**SET PROBLEM:** Write out, precisely and in full, each line of the material.

**ENTRIES SHOWN:**
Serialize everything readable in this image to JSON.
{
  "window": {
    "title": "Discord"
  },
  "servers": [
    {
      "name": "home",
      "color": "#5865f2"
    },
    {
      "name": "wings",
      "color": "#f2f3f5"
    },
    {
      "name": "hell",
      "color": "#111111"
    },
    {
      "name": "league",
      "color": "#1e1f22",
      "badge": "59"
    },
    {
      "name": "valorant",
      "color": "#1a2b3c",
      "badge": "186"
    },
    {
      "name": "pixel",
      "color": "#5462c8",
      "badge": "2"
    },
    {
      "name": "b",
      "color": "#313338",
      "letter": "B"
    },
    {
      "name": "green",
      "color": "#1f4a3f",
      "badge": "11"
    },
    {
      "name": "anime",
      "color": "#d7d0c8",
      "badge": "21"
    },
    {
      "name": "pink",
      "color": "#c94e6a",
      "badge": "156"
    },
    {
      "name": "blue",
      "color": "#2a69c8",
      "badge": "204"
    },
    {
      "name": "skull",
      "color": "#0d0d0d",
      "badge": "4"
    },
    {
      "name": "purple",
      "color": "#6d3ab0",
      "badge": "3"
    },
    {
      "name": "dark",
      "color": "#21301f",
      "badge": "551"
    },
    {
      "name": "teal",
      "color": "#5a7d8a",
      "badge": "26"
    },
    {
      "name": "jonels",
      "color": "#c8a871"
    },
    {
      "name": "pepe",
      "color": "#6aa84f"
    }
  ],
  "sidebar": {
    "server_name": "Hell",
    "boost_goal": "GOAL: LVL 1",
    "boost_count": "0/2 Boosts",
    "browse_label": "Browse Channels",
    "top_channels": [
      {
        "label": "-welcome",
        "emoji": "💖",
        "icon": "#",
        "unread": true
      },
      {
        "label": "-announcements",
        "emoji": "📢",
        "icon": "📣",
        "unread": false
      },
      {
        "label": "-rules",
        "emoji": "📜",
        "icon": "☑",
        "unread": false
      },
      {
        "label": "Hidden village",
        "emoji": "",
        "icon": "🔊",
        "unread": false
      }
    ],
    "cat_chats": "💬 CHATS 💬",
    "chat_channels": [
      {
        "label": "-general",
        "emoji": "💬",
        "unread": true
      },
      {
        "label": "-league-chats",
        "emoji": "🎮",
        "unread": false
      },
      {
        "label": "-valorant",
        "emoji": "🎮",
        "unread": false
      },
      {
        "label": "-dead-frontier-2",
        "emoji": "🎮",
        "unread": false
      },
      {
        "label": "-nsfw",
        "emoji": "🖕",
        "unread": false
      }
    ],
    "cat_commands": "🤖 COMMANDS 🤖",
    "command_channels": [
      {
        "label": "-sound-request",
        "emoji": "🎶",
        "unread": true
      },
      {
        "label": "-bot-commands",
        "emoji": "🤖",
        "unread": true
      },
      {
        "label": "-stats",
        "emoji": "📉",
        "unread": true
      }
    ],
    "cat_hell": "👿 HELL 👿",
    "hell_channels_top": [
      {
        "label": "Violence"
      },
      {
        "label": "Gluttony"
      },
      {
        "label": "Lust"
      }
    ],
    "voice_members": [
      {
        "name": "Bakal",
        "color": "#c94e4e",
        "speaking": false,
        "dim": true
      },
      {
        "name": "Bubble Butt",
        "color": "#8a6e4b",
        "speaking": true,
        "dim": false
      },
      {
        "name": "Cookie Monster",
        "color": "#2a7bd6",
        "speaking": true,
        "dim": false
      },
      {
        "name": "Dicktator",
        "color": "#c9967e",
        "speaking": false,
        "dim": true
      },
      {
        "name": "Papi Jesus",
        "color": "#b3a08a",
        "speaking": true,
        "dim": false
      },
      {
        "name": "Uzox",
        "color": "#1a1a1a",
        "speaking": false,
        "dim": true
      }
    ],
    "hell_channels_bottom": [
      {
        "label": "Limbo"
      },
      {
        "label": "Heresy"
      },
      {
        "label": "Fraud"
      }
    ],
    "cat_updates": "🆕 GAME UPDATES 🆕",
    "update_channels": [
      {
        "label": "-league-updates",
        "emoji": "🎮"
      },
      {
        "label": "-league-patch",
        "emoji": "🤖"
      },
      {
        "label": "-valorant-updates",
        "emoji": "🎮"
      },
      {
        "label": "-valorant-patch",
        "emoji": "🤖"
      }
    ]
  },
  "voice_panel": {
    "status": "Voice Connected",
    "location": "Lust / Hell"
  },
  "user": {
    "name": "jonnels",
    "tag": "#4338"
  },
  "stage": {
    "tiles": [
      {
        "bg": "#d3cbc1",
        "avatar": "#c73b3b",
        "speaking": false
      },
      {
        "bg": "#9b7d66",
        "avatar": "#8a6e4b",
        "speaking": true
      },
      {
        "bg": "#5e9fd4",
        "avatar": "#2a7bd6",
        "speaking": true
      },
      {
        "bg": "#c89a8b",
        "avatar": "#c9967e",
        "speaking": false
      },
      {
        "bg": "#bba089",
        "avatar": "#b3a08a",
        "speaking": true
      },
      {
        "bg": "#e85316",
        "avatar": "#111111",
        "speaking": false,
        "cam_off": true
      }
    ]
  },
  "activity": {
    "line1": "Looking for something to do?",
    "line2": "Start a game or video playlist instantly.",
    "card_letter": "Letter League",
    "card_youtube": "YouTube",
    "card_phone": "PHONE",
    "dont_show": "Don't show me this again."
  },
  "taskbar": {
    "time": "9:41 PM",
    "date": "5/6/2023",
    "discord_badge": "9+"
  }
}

**EXERCISE RESPONSE:**
Serialize everything readable in this image to JSON.
{
  "window": {
    "title": "Discord"
  },
  "servers": [
    {
      "name": "home",
      "color": "#5865f2"
    },
    {
      "name": "wings",
      "color": "#f2f3f5"
    },
    {
      "name": "hell",
      "color": "#111111"
    },
    {
      "name": "league",
      "color": "#1e1f22",
      "badge": "59"
    },
    {
      "name": "valorant",
      "color": "#1a2b3c",
      "badge": "186"
    },
    {
      "name": "pixel",
      "color": "#5462c8",
      "badge": "2"
    },
    {
      "name": "b",
      "color": "#313338",
      "letter": "B"
    },
    {
      "name": "green",
      "color": "#1f4a3f",
      "badge": "11"
    },
    {
      "name": "anime",
      "color": "#d7d0c8",
      "badge": "21"
    },
    {
      "name": "pink",
      "color": "#c94e6a",
      "badge": "156"
    },
    {
      "name": "blue",
      "color": "#2a69c8",
      "badge": "204"
    },
    {
      "name": "skull",
      "color": "#0d0d0d",
      "badge": "4"
    },
    {
      "name": "purple",
      "color": "#6d3ab0",
      "badge": "3"
    },
    {
      "name": "dark",
      "color": "#21301f",
      "badge": "551"
    },
    {
      "name": "teal",
      "color": "#5a7d8a",
      "badge": "26"
    },
    {
      "name": "jonels",
      "color": "#c8a871"
    },
    {
      "name": "pepe",
      "color": "#6aa84f"
    }
  ],
  "sidebar": {
    "server_name": "Hell",
    "boost_goal": "GOAL: LVL 1",
    "boost_count": "0/2 Boosts",
    "browse_label": "Browse Channels",
    "top_channels": [
      {
        "label": "-welcome",
        "emoji": "💖",
        "icon": "#",
        "unread": true
      },
      {
        "label": "-announcements",
        "emoji": "📢",
        "icon": "📣",
        "unread": false
      },
      {
        "label": "-rules",
        "emoji": "📜",
        "icon": "☑",
        "unread": false
      },
      {
        "label": "Hidden village",
        "emoji": "",
        "icon": "🔊",
        "unread": false
      }
    ],
    "cat_chats": "💬 CHATS 💬",
    "chat_channels": [
      {
        "label": "-general",
        "emoji": "💬",
        "unread": true
      },
      {
        "label": "-league-chats",
        "emoji": "🎮",
        "unread": false
      },
      {
        "label": "-valorant",
        "emoji": "🎮",
        "unread": false
      },
      {
        "label": "-dead-frontier-2",
        "emoji": "🎮",
        "unread": false
      },
      {
        "label": "-nsfw",
        "emoji": "🖕",
        "unread": false
      }
    ],
    "cat_commands": "🤖 COMMANDS 🤖",
    "command_channels": [
      {
        "label": "-sound-request",
        "emoji": "🎶",
        "unread": true
      },
      {
        "label": "-bot-commands",
        "emoji": "🤖",
        "unread": true
      },
      {
        "label": "-stats",
        "emoji": "📉",
        "unread": true
      }
    ],
    "cat_hell": "👿 HELL 👿",
    "hell_channels_top": [
      {
        "label": "Violence"
      },
      {
        "label": "Gluttony"
      },
      {
        "label": "Lust"
      }
    ],
    "voice_members": [
      {
        "name": "Bakal",
        "color": "#c94e4e",
        "speaking": false,
        "dim": true
      },
      {
        "name": "Bubble Butt",
        "color": "#8a6e4b",
        "speaking": true,
        "dim": false
      },
      {
        "name": "Cookie Monster",
        "color": "#2a7bd6",
        "speaking": true,
        "dim": false
      },
      {
        "name": "Dicktator",
        "color": "#c9967e",
        "speaking": false,
        "dim": true
      },
      {
        "name": "Papi Jesus",
        "color": "#b3a08a",
        "speaking": true,
        "dim": false
      },
      {
        "name": "Uzox",
        "color": "#1a1a1a",
        "speaking": false,
        "dim": true
      }
    ],
    "hell_channels_bottom": [
      {
        "label": "Limbo"
      },
      {
        "label": "Heresy"
      },
      {
        "label": "Fraud"
      }
    ],
    "cat_updates": "🆕 GAME UPDATES 🆕",
    "update_channels": [
      {
        "label": "-league-updates",
        "emoji": "🎮"
      },
      {
        "label": "-league-patch",
        "emoji": "🤖"
      },
      {
        "label": "-valorant-updates",
        "emoji": "🎮"
      },
      {
        "label": "-valorant-patch",
        "emoji": "🤖"
      }
    ]
  },
  "voice_panel": {
    "status": "Voice Connected",
    "location": "Lust / Hell"
  },
  "user": {
    "name": "jonnels",
    "tag": "#4338"
  },
  "stage": {
    "tiles": [
      {
        "bg": "#d3cbc1",
        "avatar": "#c73b3b",
        "speaking": false
      },
      {
        "bg": "#9b7d66",
        "avatar": "#8a6e4b",
        "speaking": true
      },
      {
        "bg": "#5e9fd4",
        "avatar": "#2a7bd6",
        "speaking": true
      },
      {
        "bg": "#c89a8b",
        "avatar": "#c9967e",
        "speaking": false
      },
      {
        "bg": "#bba089",
        "avatar": "#b3a08a",
        "speaking": true
      },
      {
        "bg": "#e85316",
        "avatar": "#111111",
        "speaking": false,
        "cam_off": true
      }
    ]
  },
  "activity": {
    "line1": "Looking for something to do?",
    "line2": "Start a game or video playlist instantly.",
    "card_letter": "Letter League",
    "card_youtube": "YouTube",
    "card_phone": "PHONE",
    "dont_show": "Don't show me this again."
  },
  "taskbar": {
    "time": "9:41 PM",
    "date": "5/6/2023",
    "discord_badge": "9+"
  }
}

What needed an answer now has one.